___ Supplied data
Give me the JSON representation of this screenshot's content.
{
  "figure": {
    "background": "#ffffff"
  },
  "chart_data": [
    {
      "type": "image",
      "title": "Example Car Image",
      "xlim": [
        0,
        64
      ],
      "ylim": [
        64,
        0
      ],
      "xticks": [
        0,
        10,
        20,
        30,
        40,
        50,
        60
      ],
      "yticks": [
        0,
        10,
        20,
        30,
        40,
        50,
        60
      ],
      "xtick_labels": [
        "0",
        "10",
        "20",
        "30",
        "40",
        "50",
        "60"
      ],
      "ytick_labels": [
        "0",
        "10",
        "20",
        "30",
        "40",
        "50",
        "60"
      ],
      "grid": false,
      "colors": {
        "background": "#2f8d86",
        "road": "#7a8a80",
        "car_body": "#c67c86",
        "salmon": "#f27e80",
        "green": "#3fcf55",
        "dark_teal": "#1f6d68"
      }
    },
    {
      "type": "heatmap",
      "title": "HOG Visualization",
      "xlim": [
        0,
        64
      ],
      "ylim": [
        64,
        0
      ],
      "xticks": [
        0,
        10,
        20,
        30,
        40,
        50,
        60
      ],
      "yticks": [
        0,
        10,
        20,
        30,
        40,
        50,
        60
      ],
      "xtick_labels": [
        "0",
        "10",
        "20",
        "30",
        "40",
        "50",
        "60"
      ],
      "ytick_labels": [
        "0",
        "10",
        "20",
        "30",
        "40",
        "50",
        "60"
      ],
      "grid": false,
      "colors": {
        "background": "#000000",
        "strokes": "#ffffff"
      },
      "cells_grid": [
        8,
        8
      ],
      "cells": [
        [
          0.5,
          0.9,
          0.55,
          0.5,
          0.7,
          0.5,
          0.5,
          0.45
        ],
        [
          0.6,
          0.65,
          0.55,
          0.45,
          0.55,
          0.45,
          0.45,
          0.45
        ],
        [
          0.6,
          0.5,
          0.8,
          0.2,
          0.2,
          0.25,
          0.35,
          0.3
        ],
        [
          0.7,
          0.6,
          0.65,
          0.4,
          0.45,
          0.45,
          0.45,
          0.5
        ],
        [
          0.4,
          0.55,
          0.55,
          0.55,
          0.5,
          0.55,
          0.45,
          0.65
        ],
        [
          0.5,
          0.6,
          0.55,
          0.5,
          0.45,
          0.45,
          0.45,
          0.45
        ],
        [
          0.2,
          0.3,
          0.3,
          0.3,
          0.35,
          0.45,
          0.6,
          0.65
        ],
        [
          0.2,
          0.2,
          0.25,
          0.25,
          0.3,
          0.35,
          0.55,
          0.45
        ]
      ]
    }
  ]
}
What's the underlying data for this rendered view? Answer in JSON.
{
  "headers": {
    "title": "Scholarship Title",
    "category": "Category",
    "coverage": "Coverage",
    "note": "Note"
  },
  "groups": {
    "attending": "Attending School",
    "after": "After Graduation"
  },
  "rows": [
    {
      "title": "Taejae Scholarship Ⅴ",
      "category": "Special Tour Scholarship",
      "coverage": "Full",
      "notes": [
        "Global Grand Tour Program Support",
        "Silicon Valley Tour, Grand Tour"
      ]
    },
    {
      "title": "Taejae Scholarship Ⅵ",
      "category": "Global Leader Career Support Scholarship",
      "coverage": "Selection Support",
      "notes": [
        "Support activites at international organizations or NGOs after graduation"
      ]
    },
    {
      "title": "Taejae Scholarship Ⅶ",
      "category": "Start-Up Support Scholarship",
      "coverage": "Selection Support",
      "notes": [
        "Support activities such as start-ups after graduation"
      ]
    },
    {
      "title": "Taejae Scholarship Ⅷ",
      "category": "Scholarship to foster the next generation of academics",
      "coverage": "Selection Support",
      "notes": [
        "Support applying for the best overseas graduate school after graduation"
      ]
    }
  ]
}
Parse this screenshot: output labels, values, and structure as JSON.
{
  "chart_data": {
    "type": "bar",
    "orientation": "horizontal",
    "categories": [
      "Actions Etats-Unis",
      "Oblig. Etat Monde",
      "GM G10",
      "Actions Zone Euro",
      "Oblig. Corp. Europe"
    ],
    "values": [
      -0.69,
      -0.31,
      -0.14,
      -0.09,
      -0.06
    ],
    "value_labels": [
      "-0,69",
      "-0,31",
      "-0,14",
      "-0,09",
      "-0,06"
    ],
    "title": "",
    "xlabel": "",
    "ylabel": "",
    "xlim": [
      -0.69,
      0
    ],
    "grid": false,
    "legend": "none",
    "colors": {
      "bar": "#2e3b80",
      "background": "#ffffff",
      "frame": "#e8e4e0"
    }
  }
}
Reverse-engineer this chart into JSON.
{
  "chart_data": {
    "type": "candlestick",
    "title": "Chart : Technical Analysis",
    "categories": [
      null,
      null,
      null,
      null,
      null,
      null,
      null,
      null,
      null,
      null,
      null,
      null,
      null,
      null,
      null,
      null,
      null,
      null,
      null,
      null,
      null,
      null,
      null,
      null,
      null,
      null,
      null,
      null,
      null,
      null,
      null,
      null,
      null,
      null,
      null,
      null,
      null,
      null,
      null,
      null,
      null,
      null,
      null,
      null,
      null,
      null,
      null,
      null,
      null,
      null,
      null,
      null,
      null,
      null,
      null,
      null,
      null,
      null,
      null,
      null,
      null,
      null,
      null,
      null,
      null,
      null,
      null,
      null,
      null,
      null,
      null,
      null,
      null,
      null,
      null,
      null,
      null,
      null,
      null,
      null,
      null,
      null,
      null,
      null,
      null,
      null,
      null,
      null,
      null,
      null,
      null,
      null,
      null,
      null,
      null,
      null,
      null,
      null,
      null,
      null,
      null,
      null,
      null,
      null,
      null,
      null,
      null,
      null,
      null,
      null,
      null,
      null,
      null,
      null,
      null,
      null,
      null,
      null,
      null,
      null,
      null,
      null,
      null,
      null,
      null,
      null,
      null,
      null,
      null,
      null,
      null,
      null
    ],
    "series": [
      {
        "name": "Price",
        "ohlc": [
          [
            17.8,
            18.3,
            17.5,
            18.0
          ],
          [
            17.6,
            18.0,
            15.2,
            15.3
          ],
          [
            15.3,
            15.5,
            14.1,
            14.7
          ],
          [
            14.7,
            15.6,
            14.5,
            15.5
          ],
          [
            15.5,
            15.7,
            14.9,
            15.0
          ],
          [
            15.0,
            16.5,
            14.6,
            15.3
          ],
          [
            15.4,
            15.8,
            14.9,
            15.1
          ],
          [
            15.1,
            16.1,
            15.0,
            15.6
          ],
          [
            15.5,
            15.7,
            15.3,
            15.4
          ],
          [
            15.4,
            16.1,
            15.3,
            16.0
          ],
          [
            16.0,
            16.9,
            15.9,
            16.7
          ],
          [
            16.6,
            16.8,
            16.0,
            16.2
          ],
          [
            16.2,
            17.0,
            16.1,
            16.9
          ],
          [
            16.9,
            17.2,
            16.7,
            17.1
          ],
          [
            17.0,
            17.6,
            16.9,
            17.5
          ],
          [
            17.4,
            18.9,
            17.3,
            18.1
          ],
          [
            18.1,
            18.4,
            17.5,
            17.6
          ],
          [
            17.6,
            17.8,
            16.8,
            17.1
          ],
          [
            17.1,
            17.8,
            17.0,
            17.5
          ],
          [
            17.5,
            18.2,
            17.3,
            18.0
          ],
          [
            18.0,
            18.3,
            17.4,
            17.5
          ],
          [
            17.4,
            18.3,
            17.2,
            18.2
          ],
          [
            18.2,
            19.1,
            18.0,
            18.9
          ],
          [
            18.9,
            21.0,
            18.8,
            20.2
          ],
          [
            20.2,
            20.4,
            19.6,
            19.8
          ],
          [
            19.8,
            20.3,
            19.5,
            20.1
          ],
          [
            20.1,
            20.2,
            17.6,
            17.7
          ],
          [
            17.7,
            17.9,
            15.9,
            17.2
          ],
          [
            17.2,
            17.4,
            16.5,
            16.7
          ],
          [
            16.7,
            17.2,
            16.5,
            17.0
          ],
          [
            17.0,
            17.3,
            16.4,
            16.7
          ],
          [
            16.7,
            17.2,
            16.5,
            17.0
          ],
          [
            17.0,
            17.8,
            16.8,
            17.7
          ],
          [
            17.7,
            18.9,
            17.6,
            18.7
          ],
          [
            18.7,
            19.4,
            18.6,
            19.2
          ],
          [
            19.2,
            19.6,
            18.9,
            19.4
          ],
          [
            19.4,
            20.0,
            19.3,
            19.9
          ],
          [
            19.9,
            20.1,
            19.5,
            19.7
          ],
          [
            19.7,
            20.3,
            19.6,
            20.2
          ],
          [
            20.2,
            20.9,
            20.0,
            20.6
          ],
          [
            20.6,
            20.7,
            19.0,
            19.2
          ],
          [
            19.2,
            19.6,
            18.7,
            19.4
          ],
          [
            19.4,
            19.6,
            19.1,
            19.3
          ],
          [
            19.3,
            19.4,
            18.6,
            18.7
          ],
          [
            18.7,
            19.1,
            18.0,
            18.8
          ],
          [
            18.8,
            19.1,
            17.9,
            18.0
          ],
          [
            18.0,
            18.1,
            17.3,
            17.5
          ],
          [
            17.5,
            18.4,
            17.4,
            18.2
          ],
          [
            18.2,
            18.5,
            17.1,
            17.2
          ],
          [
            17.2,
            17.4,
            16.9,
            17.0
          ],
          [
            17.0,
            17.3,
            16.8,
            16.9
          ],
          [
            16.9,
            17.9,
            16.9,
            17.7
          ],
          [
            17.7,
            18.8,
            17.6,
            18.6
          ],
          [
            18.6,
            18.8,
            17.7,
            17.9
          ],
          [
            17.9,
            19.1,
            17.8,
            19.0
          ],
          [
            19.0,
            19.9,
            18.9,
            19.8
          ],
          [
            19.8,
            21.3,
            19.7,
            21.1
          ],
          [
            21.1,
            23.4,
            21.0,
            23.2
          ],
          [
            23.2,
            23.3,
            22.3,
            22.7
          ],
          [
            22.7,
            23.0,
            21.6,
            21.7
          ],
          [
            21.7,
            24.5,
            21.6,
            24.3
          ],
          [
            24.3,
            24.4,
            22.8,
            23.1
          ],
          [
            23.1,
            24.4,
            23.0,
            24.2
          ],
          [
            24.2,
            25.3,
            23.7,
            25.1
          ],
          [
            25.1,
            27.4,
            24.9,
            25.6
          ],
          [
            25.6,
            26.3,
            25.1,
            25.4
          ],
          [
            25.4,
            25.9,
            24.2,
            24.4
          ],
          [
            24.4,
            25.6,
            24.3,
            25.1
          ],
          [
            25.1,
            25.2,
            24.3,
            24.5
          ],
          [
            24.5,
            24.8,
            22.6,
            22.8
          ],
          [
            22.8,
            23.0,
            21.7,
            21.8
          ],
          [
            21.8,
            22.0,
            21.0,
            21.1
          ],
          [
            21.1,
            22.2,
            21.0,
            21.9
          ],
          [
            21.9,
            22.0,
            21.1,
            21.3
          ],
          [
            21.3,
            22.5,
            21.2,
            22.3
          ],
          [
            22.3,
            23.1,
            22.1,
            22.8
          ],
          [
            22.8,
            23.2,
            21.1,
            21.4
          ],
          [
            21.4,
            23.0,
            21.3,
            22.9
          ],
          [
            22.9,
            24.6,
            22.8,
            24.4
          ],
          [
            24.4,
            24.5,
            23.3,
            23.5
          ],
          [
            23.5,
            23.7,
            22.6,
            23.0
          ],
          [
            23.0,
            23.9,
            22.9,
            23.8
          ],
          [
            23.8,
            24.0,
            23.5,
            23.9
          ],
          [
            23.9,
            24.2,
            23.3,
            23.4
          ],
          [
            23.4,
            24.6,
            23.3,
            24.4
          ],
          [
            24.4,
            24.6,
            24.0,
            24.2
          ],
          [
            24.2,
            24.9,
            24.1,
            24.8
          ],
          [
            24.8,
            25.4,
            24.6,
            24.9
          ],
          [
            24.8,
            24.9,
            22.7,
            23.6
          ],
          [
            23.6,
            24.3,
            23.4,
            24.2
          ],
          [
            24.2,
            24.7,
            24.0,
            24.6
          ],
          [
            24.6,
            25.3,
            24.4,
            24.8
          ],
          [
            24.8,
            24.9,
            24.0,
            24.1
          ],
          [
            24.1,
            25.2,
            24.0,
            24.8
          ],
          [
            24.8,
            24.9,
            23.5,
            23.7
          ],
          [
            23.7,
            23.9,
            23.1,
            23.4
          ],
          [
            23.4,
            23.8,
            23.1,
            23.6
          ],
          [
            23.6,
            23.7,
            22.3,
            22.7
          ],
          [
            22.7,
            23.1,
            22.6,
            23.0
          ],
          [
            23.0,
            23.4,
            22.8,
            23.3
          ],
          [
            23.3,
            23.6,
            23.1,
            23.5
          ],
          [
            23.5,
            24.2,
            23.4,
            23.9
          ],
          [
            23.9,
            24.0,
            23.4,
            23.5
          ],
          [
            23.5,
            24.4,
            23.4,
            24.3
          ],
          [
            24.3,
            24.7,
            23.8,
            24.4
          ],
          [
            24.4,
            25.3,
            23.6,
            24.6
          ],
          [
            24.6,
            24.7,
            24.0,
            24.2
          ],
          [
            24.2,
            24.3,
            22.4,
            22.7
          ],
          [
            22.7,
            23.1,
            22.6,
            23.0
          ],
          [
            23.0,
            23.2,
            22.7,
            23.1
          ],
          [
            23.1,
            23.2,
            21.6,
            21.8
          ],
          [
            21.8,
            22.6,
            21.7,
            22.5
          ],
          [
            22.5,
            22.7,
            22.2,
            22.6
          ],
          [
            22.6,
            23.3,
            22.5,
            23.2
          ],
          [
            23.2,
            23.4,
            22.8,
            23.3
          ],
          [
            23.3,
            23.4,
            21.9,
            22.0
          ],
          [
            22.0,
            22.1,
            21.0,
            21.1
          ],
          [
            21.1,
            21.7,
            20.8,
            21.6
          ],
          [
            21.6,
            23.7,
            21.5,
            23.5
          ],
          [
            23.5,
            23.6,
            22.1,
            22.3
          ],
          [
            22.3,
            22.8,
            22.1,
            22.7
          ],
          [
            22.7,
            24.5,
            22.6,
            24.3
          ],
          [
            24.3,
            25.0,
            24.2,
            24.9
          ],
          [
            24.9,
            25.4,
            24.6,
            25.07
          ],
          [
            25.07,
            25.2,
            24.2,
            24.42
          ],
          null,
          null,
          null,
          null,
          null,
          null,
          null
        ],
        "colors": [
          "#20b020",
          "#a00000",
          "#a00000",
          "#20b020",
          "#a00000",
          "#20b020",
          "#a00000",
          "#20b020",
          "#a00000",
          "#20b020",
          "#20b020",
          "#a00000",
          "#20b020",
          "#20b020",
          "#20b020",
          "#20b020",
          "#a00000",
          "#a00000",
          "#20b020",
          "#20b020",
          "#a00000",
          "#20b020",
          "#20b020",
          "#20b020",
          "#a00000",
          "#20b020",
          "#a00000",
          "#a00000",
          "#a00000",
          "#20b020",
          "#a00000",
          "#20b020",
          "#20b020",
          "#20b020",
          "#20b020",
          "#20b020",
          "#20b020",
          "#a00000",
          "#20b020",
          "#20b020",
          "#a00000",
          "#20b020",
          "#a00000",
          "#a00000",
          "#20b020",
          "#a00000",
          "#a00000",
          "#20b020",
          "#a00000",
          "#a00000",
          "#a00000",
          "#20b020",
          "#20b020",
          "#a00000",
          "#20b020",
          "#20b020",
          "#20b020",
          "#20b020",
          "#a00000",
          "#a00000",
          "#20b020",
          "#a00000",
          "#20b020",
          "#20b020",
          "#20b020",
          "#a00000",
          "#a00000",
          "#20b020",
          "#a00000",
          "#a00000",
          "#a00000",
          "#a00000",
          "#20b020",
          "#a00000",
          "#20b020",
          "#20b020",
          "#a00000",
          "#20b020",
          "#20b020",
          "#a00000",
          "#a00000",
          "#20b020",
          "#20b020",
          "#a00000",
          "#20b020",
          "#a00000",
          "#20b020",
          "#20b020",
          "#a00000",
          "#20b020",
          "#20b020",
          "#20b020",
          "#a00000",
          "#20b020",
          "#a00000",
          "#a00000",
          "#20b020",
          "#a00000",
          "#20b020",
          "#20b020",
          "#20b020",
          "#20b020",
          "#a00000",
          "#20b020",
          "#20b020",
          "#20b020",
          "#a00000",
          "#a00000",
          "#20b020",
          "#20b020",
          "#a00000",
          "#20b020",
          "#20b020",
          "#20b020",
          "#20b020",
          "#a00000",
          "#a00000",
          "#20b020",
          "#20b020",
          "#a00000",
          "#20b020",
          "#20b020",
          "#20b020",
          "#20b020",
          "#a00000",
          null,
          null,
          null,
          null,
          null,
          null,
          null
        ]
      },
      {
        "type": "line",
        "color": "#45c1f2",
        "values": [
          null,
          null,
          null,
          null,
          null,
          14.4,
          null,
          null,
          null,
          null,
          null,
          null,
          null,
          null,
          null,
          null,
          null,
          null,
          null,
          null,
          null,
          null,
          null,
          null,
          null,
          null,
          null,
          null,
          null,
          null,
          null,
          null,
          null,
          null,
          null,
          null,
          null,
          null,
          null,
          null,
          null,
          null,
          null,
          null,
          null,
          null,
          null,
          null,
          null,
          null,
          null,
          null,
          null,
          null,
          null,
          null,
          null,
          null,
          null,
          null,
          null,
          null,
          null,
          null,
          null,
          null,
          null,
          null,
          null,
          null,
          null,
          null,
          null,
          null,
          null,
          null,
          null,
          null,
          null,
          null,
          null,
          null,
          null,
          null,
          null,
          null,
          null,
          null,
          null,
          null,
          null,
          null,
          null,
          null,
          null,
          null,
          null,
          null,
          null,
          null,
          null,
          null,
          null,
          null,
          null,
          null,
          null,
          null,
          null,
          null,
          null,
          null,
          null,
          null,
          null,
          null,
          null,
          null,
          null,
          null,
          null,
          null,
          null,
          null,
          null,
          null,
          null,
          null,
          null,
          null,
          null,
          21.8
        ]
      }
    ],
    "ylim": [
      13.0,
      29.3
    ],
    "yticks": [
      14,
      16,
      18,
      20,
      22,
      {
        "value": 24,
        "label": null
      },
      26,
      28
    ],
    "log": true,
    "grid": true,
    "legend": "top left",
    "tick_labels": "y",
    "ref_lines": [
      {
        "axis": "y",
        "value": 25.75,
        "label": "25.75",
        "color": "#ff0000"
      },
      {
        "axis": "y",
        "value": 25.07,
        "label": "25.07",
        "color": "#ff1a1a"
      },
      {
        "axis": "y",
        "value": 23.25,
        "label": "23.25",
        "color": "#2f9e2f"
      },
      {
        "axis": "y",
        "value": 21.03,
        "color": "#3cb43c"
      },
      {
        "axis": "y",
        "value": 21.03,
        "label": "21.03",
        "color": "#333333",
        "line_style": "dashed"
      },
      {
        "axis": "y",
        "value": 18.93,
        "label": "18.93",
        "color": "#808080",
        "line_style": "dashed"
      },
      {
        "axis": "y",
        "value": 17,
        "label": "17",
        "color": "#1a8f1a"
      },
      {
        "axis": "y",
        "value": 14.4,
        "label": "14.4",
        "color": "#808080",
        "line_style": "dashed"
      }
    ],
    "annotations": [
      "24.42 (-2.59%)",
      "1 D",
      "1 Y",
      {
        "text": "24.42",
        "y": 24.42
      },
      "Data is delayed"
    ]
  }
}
______
## Goal:
Return each line in the records that holds the string "Support".

## Task answer:
        "Global Grand Tour Program Support",
      "category": "Global Leader Career Support Scholarship",
      "coverage": "Selection Support",
        "Support activites at international organizations or NGOs after graduation"
      "category": "Start-Up Support Scholarship",
      "coverage": "Selection Support",
        "Support activities such as start-ups after graduation"
      "coverage": "Selection Support",
        "Support applying for the best overseas graduate school after graduation"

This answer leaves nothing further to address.